(begin)

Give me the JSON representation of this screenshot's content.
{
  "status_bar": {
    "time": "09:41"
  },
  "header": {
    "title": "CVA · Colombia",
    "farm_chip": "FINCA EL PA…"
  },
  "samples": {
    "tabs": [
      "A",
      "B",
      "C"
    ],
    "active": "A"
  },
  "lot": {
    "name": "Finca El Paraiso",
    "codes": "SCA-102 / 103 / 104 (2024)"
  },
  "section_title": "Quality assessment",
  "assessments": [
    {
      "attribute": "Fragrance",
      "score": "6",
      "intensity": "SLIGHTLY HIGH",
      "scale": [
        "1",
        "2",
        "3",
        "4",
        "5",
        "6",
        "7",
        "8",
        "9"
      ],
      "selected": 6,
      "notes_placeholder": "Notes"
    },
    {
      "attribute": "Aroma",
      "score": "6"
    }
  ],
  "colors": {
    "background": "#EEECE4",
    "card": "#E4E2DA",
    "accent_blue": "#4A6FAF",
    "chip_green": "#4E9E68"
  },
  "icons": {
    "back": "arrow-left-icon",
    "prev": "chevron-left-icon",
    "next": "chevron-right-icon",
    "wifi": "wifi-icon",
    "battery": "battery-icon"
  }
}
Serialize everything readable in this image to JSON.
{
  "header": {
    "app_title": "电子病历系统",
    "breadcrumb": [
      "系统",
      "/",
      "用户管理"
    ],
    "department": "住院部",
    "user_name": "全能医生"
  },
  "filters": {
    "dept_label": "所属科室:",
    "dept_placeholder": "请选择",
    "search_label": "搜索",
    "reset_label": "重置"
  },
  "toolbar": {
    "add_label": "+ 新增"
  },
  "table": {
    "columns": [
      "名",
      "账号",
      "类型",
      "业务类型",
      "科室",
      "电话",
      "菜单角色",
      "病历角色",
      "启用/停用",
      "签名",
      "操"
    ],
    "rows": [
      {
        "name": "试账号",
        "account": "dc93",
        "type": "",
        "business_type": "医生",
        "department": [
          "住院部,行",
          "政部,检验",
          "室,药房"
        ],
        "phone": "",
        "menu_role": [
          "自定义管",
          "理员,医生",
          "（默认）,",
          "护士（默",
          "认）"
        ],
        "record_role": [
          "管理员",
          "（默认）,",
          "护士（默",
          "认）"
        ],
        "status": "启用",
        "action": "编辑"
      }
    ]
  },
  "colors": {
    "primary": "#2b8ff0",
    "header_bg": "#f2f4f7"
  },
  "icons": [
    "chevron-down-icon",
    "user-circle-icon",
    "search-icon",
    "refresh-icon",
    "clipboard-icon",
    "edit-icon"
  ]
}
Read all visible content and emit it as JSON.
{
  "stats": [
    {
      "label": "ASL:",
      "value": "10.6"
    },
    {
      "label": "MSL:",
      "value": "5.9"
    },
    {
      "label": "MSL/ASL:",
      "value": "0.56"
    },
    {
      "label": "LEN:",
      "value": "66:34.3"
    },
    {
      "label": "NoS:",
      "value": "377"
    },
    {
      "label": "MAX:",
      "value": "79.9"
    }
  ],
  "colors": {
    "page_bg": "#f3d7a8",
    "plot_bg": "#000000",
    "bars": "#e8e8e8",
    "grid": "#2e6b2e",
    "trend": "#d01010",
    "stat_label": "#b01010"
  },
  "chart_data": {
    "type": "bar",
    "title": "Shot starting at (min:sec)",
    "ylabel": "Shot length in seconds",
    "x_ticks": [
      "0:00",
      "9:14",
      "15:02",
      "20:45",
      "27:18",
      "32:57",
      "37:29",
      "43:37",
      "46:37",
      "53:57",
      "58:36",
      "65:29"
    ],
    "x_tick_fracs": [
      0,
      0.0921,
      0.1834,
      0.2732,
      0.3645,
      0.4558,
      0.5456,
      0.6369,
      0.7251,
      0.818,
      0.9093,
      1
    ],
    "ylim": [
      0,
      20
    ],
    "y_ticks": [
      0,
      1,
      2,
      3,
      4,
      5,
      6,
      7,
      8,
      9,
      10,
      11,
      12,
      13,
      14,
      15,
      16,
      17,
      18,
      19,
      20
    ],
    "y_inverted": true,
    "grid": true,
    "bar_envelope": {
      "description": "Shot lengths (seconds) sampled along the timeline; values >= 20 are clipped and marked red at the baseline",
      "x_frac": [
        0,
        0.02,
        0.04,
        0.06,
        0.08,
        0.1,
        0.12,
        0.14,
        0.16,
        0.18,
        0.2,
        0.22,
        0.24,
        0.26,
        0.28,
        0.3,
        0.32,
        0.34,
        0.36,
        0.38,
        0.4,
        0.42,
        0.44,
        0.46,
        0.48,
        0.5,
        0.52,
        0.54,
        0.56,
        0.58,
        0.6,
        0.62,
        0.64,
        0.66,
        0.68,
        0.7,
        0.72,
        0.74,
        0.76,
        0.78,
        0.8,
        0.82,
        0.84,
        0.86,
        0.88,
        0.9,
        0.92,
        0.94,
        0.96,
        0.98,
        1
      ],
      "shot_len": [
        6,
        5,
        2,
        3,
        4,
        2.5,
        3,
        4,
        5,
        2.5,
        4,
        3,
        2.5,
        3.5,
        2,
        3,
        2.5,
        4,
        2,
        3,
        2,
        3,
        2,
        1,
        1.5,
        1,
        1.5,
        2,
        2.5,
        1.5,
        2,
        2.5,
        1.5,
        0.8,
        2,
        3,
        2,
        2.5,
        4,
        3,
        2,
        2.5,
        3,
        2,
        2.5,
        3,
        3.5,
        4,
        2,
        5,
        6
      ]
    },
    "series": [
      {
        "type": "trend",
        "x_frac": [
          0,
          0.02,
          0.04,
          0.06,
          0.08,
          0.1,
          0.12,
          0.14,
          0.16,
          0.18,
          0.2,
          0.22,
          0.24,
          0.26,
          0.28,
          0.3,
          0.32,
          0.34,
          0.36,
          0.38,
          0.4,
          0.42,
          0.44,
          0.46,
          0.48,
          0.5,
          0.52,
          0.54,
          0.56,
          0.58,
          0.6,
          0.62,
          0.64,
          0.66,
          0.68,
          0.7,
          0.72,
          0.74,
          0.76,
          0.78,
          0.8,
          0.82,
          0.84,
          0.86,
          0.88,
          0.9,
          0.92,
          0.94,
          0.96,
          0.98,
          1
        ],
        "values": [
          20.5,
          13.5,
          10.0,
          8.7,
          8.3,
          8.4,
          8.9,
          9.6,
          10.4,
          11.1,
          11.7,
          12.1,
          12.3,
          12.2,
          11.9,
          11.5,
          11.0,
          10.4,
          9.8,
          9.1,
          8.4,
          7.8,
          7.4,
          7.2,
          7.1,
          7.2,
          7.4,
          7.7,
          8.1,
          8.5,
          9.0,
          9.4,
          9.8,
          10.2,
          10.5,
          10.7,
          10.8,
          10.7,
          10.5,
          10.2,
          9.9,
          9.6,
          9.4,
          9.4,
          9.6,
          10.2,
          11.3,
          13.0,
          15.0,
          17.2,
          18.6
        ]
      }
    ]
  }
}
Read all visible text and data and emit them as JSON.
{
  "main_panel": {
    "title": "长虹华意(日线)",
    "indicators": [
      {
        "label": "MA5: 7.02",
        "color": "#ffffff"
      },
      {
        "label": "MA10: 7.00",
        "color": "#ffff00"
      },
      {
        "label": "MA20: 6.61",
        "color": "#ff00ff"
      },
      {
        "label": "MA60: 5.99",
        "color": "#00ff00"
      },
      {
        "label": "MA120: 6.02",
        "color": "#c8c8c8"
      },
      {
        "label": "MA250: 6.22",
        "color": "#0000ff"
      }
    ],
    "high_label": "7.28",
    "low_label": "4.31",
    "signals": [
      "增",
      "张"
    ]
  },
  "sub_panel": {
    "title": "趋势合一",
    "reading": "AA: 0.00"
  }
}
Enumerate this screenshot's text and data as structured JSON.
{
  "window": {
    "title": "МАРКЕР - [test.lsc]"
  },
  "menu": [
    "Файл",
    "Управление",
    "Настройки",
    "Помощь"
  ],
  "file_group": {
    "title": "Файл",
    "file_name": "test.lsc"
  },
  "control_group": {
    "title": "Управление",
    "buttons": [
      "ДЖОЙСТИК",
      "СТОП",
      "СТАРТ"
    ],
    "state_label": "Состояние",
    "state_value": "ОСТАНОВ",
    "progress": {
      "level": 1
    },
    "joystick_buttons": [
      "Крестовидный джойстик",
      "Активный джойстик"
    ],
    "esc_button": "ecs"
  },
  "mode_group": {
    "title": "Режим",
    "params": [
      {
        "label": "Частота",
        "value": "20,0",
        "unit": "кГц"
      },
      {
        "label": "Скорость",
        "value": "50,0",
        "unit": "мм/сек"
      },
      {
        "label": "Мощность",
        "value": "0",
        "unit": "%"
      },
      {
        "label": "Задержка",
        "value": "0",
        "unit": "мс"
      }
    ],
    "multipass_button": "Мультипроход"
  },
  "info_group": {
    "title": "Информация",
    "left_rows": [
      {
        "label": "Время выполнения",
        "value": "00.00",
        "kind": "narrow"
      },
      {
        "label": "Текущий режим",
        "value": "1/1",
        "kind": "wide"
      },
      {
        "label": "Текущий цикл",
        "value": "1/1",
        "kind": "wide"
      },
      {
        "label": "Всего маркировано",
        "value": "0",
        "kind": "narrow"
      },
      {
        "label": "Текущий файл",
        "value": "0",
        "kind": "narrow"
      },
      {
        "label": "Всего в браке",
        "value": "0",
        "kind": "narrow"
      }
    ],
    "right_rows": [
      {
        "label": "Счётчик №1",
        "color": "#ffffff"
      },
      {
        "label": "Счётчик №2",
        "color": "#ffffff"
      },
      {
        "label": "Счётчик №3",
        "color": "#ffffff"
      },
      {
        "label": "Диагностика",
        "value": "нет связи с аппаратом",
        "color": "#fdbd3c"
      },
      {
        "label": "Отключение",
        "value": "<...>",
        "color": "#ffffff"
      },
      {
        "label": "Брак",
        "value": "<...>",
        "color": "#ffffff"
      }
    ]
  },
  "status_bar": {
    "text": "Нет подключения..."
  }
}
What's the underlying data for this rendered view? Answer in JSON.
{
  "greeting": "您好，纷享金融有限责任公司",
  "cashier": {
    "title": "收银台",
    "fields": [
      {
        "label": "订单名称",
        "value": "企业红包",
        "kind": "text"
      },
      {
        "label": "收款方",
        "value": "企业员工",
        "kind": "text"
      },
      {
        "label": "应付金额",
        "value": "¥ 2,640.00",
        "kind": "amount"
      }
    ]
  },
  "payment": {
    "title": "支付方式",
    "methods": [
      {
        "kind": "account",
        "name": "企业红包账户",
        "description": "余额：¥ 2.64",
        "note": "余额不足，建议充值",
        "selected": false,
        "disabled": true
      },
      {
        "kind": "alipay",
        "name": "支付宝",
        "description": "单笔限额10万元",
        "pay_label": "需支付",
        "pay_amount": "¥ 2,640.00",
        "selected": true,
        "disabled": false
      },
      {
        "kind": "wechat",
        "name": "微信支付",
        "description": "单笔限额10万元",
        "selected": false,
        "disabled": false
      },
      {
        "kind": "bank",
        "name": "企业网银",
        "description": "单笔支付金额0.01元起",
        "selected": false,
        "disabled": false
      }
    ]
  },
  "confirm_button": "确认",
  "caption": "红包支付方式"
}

(end)

• _EXERCISE_
Look through the material and copy each line that has "values".

• _COMPLETE RESPONSE_
      "description": "Shot lengths (seconds) sampled along the timeline; values >= 20 are clipped and marked red at the baseline",
        "values": [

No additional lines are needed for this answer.